| WRITTEN TASK |
Locate each line of the material that contains "noise", then return it.

____

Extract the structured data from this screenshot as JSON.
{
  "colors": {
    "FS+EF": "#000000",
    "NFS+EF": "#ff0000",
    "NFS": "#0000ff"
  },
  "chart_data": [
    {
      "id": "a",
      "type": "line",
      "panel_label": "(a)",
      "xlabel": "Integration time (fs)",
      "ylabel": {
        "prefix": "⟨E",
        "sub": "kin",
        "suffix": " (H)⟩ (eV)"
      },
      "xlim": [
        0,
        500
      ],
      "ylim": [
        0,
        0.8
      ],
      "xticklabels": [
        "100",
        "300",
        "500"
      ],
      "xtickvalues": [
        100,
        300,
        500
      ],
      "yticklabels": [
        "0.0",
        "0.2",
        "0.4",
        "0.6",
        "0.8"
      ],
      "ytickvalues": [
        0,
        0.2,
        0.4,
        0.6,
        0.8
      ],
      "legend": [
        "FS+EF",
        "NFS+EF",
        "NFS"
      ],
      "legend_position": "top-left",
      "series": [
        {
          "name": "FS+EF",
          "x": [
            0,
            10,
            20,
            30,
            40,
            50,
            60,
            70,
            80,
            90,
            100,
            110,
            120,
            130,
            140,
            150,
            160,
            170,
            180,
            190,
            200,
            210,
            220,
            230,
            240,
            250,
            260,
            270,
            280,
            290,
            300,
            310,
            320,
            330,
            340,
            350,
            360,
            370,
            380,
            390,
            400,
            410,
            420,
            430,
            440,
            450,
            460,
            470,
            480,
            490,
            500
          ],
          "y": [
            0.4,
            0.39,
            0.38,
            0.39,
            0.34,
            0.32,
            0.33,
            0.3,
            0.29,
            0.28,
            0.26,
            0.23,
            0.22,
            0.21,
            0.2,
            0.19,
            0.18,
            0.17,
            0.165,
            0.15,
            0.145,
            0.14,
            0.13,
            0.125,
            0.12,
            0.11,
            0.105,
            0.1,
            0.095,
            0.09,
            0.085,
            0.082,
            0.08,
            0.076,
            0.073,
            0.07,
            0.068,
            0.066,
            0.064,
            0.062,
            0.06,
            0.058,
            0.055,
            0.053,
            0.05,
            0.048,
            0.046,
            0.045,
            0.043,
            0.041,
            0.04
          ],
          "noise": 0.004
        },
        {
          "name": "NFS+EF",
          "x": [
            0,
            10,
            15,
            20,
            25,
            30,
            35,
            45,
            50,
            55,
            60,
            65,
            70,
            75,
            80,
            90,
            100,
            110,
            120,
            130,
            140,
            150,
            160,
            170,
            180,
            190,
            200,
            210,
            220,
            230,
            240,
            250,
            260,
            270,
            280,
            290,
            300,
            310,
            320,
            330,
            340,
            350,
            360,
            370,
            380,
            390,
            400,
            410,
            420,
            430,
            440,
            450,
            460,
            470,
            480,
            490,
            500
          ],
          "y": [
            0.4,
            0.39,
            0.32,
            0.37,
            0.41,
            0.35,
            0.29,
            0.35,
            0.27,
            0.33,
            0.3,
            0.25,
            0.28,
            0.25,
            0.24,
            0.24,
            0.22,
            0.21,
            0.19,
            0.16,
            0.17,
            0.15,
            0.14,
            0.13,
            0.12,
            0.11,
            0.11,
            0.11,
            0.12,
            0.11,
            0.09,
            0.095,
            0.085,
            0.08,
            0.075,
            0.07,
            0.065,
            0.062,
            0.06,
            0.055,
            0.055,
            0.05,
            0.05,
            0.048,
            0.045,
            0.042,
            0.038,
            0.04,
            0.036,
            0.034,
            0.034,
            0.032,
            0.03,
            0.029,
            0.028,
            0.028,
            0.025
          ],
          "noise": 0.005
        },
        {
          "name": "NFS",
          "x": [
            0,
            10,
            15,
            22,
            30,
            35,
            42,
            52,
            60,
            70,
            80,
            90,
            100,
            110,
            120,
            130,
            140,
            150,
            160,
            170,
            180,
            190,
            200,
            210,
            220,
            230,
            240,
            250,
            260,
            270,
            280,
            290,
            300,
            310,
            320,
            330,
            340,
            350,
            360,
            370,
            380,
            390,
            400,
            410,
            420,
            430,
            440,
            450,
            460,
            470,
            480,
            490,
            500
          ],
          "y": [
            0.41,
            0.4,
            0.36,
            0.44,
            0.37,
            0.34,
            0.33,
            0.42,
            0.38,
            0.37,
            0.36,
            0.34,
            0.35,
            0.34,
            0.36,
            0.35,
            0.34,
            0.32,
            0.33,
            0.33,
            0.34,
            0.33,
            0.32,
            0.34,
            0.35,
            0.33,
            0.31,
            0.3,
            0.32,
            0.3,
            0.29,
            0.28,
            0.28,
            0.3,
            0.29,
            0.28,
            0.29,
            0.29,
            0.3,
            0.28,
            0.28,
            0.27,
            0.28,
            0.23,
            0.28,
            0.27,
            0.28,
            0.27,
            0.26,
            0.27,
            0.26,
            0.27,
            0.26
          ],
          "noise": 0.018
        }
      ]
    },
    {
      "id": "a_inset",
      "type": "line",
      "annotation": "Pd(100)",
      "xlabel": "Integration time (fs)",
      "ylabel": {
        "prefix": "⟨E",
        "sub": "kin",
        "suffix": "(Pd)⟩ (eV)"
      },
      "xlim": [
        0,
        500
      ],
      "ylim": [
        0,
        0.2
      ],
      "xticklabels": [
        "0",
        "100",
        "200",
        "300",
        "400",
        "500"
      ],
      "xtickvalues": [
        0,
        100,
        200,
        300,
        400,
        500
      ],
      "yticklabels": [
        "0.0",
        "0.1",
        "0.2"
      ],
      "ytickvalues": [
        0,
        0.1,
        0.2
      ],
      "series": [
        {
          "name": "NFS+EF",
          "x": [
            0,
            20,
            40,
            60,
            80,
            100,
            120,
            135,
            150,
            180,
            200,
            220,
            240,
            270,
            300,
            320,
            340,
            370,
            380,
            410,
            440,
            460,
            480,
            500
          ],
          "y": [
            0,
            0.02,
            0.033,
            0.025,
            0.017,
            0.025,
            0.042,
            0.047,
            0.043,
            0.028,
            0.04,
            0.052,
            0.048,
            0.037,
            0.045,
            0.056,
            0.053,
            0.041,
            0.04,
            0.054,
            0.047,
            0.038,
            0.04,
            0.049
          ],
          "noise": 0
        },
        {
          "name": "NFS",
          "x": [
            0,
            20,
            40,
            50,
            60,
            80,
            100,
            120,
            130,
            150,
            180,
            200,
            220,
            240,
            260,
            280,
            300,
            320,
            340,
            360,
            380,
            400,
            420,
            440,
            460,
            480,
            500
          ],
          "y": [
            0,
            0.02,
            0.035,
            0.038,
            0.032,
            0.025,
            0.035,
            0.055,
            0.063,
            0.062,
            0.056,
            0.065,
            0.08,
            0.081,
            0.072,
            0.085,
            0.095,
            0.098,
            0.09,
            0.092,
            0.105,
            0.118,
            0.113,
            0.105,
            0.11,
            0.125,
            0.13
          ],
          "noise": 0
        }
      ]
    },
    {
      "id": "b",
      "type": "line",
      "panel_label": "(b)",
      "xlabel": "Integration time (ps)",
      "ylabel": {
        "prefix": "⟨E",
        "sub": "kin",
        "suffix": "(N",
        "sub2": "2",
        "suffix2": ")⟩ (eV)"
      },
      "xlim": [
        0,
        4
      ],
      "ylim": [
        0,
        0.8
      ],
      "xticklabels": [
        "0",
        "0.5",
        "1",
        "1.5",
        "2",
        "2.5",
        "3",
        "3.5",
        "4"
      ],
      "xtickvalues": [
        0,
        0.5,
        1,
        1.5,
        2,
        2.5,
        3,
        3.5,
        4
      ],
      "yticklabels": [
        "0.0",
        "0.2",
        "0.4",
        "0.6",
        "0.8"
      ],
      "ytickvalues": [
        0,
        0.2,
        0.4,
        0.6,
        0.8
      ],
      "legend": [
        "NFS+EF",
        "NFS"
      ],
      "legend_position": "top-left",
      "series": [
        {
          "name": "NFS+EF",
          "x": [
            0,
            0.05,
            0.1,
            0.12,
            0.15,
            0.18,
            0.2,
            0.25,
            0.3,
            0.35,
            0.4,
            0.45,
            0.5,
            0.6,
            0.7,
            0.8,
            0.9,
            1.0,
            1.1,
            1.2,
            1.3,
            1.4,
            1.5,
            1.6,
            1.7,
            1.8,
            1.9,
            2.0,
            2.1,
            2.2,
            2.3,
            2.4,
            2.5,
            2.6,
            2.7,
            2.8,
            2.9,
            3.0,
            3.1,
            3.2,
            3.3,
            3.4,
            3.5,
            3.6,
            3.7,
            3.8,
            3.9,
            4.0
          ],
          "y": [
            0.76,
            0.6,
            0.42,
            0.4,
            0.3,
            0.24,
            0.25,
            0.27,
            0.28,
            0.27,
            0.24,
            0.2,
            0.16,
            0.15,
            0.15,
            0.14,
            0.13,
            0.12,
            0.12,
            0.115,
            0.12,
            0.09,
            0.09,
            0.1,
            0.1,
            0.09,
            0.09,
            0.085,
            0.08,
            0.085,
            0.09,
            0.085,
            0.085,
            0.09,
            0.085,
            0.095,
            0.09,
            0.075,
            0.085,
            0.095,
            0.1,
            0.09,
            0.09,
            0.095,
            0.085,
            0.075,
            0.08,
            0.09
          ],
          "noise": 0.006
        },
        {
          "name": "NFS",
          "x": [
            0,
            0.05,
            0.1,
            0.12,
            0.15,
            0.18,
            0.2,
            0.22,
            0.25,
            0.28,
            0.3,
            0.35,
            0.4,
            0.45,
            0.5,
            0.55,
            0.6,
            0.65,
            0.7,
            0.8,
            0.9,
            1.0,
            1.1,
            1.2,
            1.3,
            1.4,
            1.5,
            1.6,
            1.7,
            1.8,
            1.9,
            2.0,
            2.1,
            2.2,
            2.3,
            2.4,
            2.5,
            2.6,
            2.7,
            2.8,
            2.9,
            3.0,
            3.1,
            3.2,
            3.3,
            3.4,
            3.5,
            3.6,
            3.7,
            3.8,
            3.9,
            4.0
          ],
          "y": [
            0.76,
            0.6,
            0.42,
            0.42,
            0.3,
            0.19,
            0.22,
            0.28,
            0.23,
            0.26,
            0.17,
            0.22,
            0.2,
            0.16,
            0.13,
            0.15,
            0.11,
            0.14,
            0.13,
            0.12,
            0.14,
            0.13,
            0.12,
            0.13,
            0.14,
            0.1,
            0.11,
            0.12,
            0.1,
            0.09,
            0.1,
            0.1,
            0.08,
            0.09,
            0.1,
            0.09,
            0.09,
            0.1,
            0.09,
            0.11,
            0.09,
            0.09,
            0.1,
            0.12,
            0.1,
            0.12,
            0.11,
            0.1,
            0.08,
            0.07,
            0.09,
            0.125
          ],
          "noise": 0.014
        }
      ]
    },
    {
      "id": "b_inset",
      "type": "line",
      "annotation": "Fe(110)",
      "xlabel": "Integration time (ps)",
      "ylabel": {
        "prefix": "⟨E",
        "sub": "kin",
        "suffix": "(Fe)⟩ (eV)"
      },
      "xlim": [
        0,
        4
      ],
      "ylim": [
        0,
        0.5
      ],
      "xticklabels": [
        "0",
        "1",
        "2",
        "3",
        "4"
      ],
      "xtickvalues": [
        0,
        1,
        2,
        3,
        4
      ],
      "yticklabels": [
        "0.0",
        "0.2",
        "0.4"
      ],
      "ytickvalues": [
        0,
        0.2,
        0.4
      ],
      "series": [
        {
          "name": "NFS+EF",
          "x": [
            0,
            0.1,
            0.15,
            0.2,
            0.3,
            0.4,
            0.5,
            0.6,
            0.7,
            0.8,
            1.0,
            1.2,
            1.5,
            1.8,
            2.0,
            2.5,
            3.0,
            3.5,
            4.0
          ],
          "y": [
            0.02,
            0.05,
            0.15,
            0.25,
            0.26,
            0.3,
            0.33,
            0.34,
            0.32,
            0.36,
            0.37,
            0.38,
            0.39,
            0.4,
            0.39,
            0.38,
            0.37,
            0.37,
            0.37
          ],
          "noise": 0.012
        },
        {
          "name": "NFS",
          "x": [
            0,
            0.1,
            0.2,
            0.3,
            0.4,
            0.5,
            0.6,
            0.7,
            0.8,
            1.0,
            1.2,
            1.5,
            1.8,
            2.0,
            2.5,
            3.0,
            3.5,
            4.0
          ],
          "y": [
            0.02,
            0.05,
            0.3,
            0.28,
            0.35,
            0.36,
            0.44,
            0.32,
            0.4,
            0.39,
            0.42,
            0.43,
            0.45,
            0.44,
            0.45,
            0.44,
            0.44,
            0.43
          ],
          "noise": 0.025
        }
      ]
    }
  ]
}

____

| TASK OUTPUT |
          "noise": 0.004
          "noise": 0.005
          "noise": 0.018
          "noise": 0
          "noise": 0
          "noise": 0.006
          "noise": 0.014
          "noise": 0.012
          "noise": 0.025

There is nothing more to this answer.